» Input
══════════════════════════════
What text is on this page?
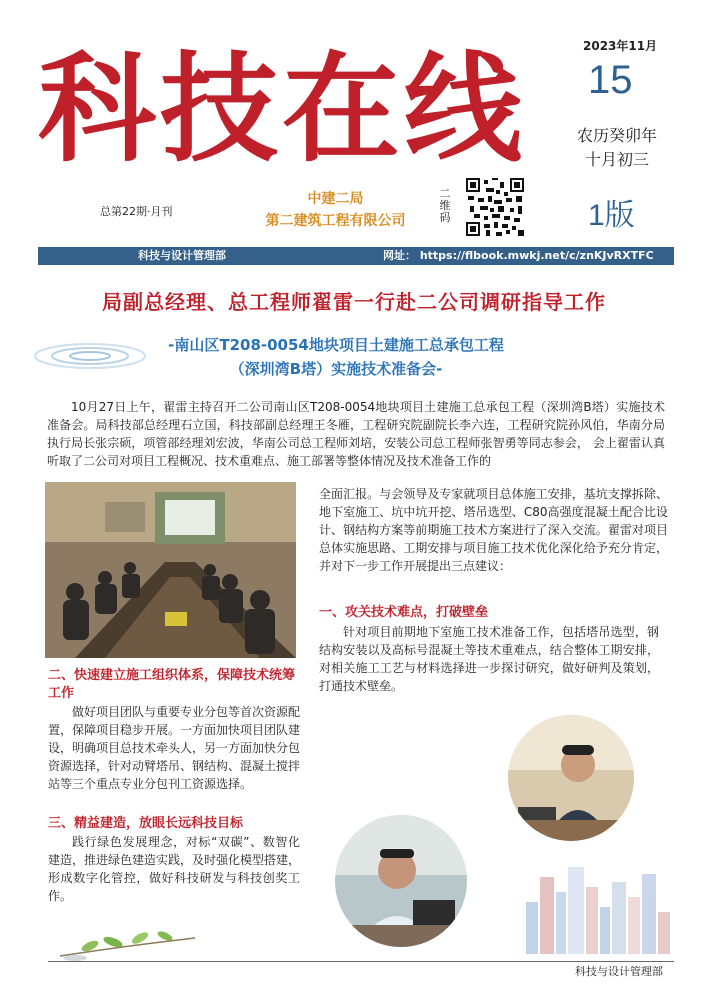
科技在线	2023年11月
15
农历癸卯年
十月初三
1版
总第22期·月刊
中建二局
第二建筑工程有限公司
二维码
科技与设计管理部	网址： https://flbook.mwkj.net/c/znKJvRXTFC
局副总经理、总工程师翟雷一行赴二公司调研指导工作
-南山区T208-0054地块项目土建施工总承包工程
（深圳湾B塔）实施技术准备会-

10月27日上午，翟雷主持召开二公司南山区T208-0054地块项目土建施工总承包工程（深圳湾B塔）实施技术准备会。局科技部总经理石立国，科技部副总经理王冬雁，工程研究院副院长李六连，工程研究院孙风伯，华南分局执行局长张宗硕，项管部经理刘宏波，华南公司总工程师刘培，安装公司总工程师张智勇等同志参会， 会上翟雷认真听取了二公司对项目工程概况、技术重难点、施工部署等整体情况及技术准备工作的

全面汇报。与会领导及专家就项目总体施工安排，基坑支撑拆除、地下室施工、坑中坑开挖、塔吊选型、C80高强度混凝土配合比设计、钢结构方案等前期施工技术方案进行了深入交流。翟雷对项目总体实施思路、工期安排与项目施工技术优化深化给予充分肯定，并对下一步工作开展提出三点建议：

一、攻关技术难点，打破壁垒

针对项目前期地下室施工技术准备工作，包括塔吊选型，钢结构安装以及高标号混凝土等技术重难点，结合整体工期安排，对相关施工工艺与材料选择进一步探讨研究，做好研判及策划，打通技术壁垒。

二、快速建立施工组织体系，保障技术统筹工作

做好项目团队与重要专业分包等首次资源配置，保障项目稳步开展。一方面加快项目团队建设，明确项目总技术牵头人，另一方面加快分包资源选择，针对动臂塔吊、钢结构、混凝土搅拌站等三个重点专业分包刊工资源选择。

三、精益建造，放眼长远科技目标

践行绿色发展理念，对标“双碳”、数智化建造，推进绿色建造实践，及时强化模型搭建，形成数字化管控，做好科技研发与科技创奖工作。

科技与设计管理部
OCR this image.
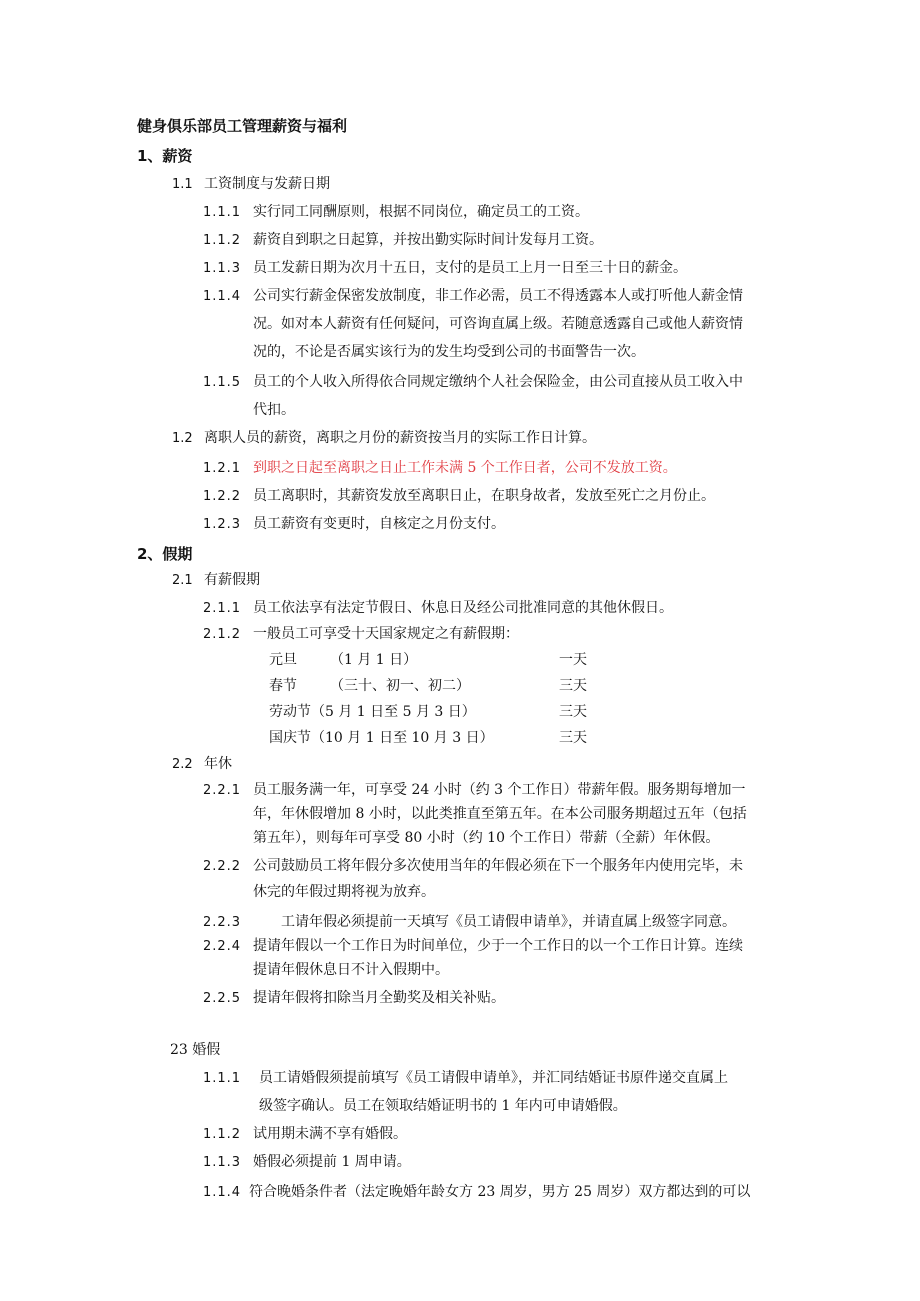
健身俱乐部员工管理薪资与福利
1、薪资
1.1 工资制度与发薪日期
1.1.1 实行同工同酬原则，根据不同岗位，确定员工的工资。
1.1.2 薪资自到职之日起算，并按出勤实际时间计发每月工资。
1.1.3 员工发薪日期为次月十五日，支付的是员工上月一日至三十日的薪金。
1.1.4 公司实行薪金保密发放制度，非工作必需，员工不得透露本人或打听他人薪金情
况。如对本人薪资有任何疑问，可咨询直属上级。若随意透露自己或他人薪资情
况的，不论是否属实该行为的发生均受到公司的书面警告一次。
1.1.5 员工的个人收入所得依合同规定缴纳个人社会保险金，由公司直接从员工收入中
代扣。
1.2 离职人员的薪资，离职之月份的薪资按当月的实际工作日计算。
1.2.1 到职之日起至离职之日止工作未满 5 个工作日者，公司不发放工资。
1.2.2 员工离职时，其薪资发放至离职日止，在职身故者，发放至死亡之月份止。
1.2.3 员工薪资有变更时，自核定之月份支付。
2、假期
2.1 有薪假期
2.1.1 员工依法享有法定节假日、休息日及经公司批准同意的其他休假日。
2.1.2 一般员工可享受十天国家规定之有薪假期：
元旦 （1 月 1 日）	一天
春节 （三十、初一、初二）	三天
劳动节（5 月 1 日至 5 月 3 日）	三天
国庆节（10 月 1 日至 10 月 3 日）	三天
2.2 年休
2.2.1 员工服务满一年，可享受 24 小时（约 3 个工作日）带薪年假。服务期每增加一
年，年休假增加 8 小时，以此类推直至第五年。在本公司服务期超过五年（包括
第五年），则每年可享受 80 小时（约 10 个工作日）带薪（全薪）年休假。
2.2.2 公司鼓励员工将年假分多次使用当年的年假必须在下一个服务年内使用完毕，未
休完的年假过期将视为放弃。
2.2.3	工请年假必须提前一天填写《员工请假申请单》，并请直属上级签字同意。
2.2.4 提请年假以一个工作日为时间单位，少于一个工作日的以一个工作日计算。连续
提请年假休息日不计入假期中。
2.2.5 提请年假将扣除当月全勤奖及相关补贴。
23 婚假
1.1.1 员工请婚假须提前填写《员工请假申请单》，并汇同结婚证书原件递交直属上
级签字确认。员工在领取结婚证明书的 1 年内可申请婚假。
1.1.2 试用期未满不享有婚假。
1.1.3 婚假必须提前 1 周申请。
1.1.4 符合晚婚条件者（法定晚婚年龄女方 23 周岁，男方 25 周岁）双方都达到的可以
══════════════════════════════
» What you are asked to do
All the lines above are to be given again exactly as they read, with the pictures removed.

» Solution to this exercise
What text is on this page?
科技在线	2023年11月
15
农历癸卯年
十月初三
1版
总第22期·月刊
中建二局
第二建筑工程有限公司
二维码
科技与设计管理部	网址： https://flbook.mwkj.net/c/znKJvRXTFC
局副总经理、总工程师翟雷一行赴二公司调研指导工作
-南山区T208-0054地块项目土建施工总承包工程
（深圳湾B塔）实施技术准备会-

10月27日上午，翟雷主持召开二公司南山区T208-0054地块项目土建施工总承包工程（深圳湾B塔）实施技术准备会。局科技部总经理石立国，科技部副总经理王冬雁，工程研究院副院长李六连，工程研究院孙风伯，华南分局执行局长张宗硕，项管部经理刘宏波，华南公司总工程师刘培，安装公司总工程师张智勇等同志参会， 会上翟雷认真听取了二公司对项目工程概况、技术重难点、施工部署等整体情况及技术准备工作的

全面汇报。与会领导及专家就项目总体施工安排，基坑支撑拆除、地下室施工、坑中坑开挖、塔吊选型、C80高强度混凝土配合比设计、钢结构方案等前期施工技术方案进行了深入交流。翟雷对项目总体实施思路、工期安排与项目施工技术优化深化给予充分肯定，并对下一步工作开展提出三点建议：

一、攻关技术难点，打破壁垒

针对项目前期地下室施工技术准备工作，包括塔吊选型，钢结构安装以及高标号混凝土等技术重难点，结合整体工期安排，对相关施工工艺与材料选择进一步探讨研究，做好研判及策划，打通技术壁垒。

二、快速建立施工组织体系，保障技术统筹工作

做好项目团队与重要专业分包等首次资源配置，保障项目稳步开展。一方面加快项目团队建设，明确项目总技术牵头人，另一方面加快分包资源选择，针对动臂塔吊、钢结构、混凝土搅拌站等三个重点专业分包刊工资源选择。

三、精益建造，放眼长远科技目标

践行绿色发展理念，对标“双碳”、数智化建造，推进绿色建造实践，及时强化模型搭建，形成数字化管控，做好科技研发与科技创奖工作。

科技与设计管理部
OCR this image.
健身俱乐部员工管理薪资与福利
1、薪资
1.1 工资制度与发薪日期
1.1.1 实行同工同酬原则，根据不同岗位，确定员工的工资。
1.1.2 薪资自到职之日起算，并按出勤实际时间计发每月工资。
1.1.3 员工发薪日期为次月十五日，支付的是员工上月一日至三十日的薪金。
1.1.4 公司实行薪金保密发放制度，非工作必需，员工不得透露本人或打听他人薪金情
况。如对本人薪资有任何疑问，可咨询直属上级。若随意透露自己或他人薪资情
况的，不论是否属实该行为的发生均受到公司的书面警告一次。
1.1.5 员工的个人收入所得依合同规定缴纳个人社会保险金，由公司直接从员工收入中
代扣。
1.2 离职人员的薪资，离职之月份的薪资按当月的实际工作日计算。
1.2.1 到职之日起至离职之日止工作未满 5 个工作日者，公司不发放工资。
1.2.2 员工离职时，其薪资发放至离职日止，在职身故者，发放至死亡之月份止。
1.2.3 员工薪资有变更时，自核定之月份支付。
2、假期
2.1 有薪假期
2.1.1 员工依法享有法定节假日、休息日及经公司批准同意的其他休假日。
2.1.2 一般员工可享受十天国家规定之有薪假期：
元旦 （1 月 1 日）	一天
春节 （三十、初一、初二）	三天
劳动节（5 月 1 日至 5 月 3 日）	三天
国庆节（10 月 1 日至 10 月 3 日）	三天
2.2 年休
2.2.1 员工服务满一年，可享受 24 小时（约 3 个工作日）带薪年假。服务期每增加一
年，年休假增加 8 小时，以此类推直至第五年。在本公司服务期超过五年（包括
第五年），则每年可享受 80 小时（约 10 个工作日）带薪（全薪）年休假。
2.2.2 公司鼓励员工将年假分多次使用当年的年假必须在下一个服务年内使用完毕，未
休完的年假过期将视为放弃。
2.2.3	工请年假必须提前一天填写《员工请假申请单》，并请直属上级签字同意。
2.2.4 提请年假以一个工作日为时间单位，少于一个工作日的以一个工作日计算。连续
提请年假休息日不计入假期中。
2.2.5 提请年假将扣除当月全勤奖及相关补贴。
23 婚假
1.1.1 员工请婚假须提前填写《员工请假申请单》，并汇同结婚证书原件递交直属上
级签字确认。员工在领取结婚证明书的 1 年内可申请婚假。
1.1.2 试用期未满不享有婚假。
1.1.3 婚假必须提前 1 周申请。
1.1.4 符合晚婚条件者（法定晚婚年龄女方 23 周岁，男方 25 周岁）双方都达到的可以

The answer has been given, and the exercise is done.